Dataset rows:
################
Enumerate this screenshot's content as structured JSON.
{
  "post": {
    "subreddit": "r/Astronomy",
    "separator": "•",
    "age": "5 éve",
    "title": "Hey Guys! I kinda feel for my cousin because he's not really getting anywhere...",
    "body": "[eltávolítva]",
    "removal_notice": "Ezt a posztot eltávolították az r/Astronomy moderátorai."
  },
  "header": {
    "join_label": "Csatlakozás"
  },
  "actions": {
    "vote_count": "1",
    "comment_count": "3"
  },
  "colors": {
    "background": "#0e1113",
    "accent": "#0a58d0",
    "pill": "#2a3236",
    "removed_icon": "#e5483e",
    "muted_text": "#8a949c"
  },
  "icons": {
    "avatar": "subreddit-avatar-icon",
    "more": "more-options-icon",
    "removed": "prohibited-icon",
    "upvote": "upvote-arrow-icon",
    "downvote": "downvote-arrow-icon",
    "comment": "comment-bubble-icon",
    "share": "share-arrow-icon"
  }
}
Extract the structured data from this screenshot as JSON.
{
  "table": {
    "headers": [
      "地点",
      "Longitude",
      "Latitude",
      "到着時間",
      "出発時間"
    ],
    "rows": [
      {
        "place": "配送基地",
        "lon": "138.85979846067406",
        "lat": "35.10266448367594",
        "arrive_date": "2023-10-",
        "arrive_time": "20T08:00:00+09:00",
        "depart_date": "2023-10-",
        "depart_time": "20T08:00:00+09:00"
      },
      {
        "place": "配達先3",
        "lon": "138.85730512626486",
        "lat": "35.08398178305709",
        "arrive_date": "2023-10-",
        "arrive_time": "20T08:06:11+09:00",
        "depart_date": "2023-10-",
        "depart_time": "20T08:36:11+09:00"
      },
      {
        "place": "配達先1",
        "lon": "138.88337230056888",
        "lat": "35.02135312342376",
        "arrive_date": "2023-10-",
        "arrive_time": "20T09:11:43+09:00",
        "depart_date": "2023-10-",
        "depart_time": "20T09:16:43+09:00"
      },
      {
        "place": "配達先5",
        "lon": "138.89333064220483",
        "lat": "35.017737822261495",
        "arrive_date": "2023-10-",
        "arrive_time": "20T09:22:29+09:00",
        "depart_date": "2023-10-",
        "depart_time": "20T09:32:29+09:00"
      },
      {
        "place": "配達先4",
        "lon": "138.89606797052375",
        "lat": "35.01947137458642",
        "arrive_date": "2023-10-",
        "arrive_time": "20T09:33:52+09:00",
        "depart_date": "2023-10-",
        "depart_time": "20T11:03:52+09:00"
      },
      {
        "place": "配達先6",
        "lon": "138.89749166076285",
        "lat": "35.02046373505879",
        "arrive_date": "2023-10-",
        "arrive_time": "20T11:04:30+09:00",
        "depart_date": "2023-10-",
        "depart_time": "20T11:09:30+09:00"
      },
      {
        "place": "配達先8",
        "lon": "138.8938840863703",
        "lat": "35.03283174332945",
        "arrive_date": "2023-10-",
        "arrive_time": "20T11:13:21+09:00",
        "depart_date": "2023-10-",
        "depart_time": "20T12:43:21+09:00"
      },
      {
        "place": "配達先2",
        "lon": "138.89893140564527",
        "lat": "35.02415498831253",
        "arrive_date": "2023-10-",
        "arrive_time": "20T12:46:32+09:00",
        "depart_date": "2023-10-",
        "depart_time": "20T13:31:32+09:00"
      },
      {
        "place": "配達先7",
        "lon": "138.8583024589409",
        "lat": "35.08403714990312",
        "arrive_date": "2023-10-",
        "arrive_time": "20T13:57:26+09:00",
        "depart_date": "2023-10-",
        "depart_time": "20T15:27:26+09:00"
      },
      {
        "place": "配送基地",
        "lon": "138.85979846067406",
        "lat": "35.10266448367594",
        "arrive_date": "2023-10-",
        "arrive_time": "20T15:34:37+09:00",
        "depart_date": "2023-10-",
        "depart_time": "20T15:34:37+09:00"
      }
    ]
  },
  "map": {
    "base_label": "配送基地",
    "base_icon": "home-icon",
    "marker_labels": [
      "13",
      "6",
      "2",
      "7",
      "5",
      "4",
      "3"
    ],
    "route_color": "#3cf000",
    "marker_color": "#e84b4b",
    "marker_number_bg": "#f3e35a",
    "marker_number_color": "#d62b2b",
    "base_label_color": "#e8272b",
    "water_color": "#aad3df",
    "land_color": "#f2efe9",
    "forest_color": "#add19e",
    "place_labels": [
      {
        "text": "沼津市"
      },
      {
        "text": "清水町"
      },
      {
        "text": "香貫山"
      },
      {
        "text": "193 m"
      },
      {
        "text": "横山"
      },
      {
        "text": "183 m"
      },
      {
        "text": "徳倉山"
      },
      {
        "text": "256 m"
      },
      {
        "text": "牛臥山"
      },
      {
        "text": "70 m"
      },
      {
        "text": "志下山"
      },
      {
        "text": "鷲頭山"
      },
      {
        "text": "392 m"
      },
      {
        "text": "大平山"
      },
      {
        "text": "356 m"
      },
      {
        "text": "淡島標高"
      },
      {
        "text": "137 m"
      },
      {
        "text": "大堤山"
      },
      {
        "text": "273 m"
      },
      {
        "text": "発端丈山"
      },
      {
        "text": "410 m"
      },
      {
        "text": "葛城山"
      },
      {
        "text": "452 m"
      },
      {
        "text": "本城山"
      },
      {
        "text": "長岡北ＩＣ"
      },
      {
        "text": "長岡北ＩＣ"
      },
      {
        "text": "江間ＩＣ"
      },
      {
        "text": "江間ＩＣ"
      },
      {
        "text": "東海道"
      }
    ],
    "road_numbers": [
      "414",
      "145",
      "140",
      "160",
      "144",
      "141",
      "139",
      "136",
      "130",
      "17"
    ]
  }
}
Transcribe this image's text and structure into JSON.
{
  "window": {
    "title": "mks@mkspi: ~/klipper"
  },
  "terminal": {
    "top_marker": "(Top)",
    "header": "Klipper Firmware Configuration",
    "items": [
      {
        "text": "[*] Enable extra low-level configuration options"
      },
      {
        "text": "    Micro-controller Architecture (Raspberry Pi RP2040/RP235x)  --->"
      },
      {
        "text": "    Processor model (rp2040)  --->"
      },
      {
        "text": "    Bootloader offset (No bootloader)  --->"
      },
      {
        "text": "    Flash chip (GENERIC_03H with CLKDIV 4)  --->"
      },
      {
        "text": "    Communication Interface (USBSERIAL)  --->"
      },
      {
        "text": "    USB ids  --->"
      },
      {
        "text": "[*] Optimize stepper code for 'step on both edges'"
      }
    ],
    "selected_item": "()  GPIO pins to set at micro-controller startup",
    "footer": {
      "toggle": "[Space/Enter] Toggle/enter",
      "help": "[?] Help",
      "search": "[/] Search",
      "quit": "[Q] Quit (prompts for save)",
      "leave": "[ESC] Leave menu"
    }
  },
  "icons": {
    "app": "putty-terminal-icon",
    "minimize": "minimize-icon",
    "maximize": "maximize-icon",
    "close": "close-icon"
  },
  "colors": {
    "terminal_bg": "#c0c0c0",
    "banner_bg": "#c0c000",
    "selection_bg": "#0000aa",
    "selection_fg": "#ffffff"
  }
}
################
Do this> Pick out all the lines with the word "subreddit" in them and copy them.

Answer>
    "subreddit": "r/Astronomy",
    "avatar": "subreddit-avatar-icon",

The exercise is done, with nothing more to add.